- **Exercise**:
Copy each line that has the string "share" somewhere in it.

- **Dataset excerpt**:
☆ ☆ ☆ ☆ ☆ ☆ ☆

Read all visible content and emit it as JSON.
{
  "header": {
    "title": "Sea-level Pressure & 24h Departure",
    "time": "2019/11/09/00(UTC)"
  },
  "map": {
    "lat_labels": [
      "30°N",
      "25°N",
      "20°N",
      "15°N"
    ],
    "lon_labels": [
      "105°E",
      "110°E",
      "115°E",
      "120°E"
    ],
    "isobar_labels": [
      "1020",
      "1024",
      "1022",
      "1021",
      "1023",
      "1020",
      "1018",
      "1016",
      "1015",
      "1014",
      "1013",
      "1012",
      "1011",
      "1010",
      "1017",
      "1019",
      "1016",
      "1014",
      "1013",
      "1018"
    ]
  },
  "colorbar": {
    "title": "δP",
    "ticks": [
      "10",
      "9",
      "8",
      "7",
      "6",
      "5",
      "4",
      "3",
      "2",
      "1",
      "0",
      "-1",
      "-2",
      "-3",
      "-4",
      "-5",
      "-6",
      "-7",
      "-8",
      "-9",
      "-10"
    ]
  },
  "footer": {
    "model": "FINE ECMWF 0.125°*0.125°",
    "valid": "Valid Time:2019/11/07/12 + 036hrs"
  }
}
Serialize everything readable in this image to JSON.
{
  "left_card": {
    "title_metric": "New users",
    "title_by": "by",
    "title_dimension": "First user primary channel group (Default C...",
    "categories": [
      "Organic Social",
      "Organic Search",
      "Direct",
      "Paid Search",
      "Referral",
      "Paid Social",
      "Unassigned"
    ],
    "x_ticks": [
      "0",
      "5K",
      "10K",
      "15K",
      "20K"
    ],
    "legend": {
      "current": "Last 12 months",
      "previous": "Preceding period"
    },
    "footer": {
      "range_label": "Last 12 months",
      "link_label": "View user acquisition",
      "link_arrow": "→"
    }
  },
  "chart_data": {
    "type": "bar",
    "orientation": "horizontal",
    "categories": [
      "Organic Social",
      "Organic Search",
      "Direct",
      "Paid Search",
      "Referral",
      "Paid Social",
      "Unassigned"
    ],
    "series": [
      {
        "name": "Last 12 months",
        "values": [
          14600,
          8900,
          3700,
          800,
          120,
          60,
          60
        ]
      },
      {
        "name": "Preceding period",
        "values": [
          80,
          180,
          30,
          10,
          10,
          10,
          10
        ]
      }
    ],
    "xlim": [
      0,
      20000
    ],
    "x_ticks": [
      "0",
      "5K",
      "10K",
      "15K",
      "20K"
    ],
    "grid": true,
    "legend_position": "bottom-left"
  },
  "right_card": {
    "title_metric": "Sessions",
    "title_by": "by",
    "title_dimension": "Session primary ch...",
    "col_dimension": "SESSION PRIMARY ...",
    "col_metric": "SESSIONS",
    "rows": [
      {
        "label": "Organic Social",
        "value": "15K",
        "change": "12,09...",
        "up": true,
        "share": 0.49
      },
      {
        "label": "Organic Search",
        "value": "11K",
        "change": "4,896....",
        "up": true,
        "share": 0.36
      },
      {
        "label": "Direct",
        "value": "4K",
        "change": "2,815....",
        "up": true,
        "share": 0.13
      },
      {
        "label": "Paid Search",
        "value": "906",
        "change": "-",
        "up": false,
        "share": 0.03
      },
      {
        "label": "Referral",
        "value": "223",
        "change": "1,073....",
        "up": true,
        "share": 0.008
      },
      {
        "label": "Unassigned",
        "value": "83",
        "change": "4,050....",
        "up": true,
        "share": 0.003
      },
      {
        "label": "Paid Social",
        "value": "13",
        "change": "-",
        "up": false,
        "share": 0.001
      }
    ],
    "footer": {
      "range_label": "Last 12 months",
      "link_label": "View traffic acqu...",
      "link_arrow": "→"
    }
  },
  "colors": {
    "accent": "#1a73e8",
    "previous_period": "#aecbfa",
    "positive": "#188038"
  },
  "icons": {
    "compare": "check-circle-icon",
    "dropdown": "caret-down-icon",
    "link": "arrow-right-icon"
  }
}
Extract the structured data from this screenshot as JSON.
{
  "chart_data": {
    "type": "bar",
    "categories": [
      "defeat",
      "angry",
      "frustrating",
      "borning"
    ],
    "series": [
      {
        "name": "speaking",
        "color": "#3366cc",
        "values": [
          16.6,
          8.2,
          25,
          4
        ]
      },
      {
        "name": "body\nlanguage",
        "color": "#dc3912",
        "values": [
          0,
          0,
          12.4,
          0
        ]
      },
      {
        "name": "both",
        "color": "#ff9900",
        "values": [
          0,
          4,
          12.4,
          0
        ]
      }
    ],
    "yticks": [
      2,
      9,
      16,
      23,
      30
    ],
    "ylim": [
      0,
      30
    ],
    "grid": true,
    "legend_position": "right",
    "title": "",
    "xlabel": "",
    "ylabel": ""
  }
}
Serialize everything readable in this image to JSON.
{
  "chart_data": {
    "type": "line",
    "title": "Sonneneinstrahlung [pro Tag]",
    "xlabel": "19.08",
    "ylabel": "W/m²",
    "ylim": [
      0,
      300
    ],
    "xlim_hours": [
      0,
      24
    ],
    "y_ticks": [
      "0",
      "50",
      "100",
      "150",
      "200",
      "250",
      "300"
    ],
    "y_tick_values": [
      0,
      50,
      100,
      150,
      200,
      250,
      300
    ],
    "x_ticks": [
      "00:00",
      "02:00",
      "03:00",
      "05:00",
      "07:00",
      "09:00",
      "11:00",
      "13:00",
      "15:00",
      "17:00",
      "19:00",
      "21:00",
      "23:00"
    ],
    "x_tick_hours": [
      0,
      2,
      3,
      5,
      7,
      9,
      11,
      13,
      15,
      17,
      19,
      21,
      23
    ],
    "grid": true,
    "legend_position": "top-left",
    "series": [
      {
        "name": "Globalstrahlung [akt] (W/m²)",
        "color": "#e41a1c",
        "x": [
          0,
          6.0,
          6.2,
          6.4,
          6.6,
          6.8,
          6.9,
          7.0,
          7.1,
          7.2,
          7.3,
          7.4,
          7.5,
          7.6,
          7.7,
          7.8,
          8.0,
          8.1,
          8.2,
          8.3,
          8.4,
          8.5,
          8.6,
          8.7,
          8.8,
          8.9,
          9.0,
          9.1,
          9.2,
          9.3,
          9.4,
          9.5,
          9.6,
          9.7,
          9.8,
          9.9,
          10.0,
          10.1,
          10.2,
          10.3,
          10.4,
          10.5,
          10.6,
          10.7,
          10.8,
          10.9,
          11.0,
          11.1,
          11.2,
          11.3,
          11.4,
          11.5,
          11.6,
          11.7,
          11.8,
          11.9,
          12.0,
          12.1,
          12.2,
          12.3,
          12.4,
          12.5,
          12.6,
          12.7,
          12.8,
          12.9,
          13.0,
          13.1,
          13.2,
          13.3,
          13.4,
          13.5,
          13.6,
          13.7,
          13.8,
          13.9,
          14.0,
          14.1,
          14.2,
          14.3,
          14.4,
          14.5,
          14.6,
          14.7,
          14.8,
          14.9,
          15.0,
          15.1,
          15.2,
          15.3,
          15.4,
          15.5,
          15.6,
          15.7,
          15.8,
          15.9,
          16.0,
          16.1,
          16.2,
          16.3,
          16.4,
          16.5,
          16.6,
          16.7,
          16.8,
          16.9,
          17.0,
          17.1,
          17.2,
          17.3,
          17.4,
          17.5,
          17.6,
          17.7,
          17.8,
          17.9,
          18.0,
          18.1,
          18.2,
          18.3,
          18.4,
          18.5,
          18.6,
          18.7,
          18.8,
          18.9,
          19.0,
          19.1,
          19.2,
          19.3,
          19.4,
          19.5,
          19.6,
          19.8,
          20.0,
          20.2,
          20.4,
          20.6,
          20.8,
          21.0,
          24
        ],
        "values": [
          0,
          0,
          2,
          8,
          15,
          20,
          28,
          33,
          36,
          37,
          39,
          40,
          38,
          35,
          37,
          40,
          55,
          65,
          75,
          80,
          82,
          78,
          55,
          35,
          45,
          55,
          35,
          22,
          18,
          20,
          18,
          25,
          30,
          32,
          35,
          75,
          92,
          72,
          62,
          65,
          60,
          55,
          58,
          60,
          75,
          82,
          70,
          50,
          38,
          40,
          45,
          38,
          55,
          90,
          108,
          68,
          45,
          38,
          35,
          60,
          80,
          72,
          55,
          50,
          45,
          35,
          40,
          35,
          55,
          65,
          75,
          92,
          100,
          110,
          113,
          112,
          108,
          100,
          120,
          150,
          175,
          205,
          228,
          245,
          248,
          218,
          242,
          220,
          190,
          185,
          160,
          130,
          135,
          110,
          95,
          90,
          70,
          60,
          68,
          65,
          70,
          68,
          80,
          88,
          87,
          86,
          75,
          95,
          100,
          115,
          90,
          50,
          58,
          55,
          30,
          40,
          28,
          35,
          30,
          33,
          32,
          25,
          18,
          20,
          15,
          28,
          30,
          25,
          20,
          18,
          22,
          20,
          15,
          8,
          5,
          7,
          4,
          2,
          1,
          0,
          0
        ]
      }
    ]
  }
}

☆ ☆ ☆ ☆ ☆ ☆ ☆

- **Answer for the task**:
        "share": 0.49
        "share": 0.36
        "share": 0.13
        "share": 0.03
        "share": 0.008
        "share": 0.003
        "share": 0.001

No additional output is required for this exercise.